▶ [Task]
In the entries below, find the lines that contain the word "participants" and copy them.

___ Records provided

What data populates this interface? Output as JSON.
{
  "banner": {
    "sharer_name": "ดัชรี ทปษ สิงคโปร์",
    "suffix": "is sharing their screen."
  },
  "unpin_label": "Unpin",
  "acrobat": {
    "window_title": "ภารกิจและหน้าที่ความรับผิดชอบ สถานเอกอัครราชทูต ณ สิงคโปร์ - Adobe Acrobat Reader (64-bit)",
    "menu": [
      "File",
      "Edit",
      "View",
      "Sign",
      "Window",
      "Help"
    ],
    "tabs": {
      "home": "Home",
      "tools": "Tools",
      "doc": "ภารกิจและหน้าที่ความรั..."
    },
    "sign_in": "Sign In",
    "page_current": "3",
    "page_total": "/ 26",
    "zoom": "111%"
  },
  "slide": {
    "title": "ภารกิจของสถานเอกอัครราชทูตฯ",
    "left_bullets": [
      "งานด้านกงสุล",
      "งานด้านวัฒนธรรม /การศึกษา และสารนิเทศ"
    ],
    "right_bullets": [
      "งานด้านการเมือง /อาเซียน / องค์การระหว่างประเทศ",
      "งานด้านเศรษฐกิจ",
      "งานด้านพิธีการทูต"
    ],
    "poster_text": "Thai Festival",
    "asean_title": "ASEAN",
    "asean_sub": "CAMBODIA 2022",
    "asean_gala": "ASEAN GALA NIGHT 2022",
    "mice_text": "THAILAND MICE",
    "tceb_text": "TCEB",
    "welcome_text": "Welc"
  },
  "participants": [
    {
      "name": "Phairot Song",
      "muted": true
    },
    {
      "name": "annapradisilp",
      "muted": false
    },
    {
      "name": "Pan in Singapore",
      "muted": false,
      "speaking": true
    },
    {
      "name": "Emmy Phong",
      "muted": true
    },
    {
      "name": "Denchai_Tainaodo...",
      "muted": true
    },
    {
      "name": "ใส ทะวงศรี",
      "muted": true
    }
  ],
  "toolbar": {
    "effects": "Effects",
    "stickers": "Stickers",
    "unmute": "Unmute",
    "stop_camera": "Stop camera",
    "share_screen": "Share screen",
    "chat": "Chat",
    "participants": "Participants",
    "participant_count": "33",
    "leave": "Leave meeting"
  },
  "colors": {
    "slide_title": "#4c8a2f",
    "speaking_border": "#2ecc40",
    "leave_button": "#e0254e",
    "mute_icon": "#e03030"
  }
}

______

▶ [Solution for this exercise]
  "participants": [
    "participants": "Participants",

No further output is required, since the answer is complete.